▶ Aim: Rewrite every line of the listing below, changing each "right-tick-dot" to "right-tick-mark" and leaving everything else the same.

Spatial layout entries
·····

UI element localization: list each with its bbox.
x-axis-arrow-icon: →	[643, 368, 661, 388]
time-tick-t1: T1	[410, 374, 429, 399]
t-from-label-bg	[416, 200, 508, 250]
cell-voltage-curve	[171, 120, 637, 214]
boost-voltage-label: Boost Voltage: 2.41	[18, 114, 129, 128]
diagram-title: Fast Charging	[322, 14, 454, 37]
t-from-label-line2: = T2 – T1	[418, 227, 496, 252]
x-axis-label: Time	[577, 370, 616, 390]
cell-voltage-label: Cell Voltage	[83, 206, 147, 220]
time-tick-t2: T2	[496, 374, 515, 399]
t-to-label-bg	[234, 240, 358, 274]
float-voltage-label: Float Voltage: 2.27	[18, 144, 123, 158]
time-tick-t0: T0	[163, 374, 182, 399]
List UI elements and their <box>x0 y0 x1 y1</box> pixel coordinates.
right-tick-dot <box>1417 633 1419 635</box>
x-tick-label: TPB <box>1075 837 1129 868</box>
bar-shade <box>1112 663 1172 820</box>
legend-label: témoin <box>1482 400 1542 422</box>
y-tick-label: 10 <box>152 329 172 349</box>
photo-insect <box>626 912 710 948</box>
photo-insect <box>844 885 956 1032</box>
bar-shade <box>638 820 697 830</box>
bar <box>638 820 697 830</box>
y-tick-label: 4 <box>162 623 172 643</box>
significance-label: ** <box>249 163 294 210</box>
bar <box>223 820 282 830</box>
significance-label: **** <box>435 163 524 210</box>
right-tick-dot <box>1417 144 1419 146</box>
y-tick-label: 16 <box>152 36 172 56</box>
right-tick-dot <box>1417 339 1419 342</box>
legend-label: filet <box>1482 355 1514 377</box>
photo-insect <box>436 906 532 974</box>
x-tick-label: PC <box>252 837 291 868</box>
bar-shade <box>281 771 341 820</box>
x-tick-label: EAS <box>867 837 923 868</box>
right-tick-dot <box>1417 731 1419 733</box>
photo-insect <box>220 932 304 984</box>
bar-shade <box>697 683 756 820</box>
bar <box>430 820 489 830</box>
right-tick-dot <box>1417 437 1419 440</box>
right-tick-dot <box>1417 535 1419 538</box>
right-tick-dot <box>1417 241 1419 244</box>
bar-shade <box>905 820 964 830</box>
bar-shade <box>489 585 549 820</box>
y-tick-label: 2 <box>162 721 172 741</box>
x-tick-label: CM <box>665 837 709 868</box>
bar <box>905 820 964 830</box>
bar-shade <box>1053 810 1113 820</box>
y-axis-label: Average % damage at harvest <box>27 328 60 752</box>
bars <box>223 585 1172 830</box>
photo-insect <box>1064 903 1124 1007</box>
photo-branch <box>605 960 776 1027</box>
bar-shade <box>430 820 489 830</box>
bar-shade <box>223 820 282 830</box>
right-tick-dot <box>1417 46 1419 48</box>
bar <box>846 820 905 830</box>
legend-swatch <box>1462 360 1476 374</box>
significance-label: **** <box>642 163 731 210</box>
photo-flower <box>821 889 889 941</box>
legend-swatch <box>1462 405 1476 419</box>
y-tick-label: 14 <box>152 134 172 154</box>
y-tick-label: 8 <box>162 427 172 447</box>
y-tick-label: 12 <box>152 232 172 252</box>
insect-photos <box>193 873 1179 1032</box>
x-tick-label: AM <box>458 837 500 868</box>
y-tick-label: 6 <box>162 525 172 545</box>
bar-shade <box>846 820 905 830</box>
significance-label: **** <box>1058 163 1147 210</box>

·····

▶ Response to this exercise:
UI element localization: list each with its bbox.
x-axis-arrow-icon: →	[643, 368, 661, 388]
time-tick-t1: T1	[410, 374, 429, 399]
t-from-label-bg	[416, 200, 508, 250]
cell-voltage-curve	[171, 120, 637, 214]
boost-voltage-label: Boost Voltage: 2.41	[18, 114, 129, 128]
diagram-title: Fast Charging	[322, 14, 454, 37]
t-from-label-line2: = T2 – T1	[418, 227, 496, 252]
x-axis-label: Time	[577, 370, 616, 390]
cell-voltage-label: Cell Voltage	[83, 206, 147, 220]
time-tick-t2: T2	[496, 374, 515, 399]
t-to-label-bg	[234, 240, 358, 274]
float-voltage-label: Float Voltage: 2.27	[18, 144, 123, 158]
time-tick-t0: T0	[163, 374, 182, 399]
List UI elements and their <box>x0 y0 x1 y1</box> pixel coordinates.
right-tick-mark <box>1417 633 1419 635</box>
x-tick-label: TPB <box>1075 837 1129 868</box>
bar-shade <box>1112 663 1172 820</box>
legend-label: témoin <box>1482 400 1542 422</box>
y-tick-label: 10 <box>152 329 172 349</box>
photo-insect <box>626 912 710 948</box>
photo-insect <box>844 885 956 1032</box>
bar-shade <box>638 820 697 830</box>
bar <box>638 820 697 830</box>
y-tick-label: 4 <box>162 623 172 643</box>
significance-label: ** <box>249 163 294 210</box>
bar <box>223 820 282 830</box>
significance-label: **** <box>435 163 524 210</box>
right-tick-mark <box>1417 144 1419 146</box>
y-tick-label: 16 <box>152 36 172 56</box>
right-tick-mark <box>1417 339 1419 342</box>
legend-label: filet <box>1482 355 1514 377</box>
photo-insect <box>436 906 532 974</box>
x-tick-label: PC <box>252 837 291 868</box>
bar-shade <box>281 771 341 820</box>
x-tick-label: EAS <box>867 837 923 868</box>
right-tick-mark <box>1417 731 1419 733</box>
photo-insect <box>220 932 304 984</box>
bar-shade <box>697 683 756 820</box>
bar <box>430 820 489 830</box>
right-tick-mark <box>1417 437 1419 440</box>
right-tick-mark <box>1417 535 1419 538</box>
right-tick-mark <box>1417 241 1419 244</box>
bar-shade <box>905 820 964 830</box>
bar-shade <box>489 585 549 820</box>
y-tick-label: 2 <box>162 721 172 741</box>
x-tick-label: CM <box>665 837 709 868</box>
bar <box>905 820 964 830</box>
bar-shade <box>1053 810 1113 820</box>
y-axis-label: Average % damage at harvest <box>27 328 60 752</box>
bars <box>223 585 1172 830</box>
photo-insect <box>1064 903 1124 1007</box>
photo-branch <box>605 960 776 1027</box>
bar-shade <box>430 820 489 830</box>
bar-shade <box>223 820 282 830</box>
right-tick-mark <box>1417 46 1419 48</box>
bar <box>846 820 905 830</box>
legend-swatch <box>1462 360 1476 374</box>
significance-label: **** <box>642 163 731 210</box>
photo-flower <box>821 889 889 941</box>
legend-swatch <box>1462 405 1476 419</box>
y-tick-label: 14 <box>152 134 172 154</box>
y-tick-label: 8 <box>162 427 172 447</box>
y-tick-label: 12 <box>152 232 172 252</box>
insect-photos <box>193 873 1179 1032</box>
x-tick-label: AM <box>458 837 500 868</box>
y-tick-label: 6 <box>162 525 172 545</box>
bar-shade <box>846 820 905 830</box>
significance-label: **** <box>1058 163 1147 210</box>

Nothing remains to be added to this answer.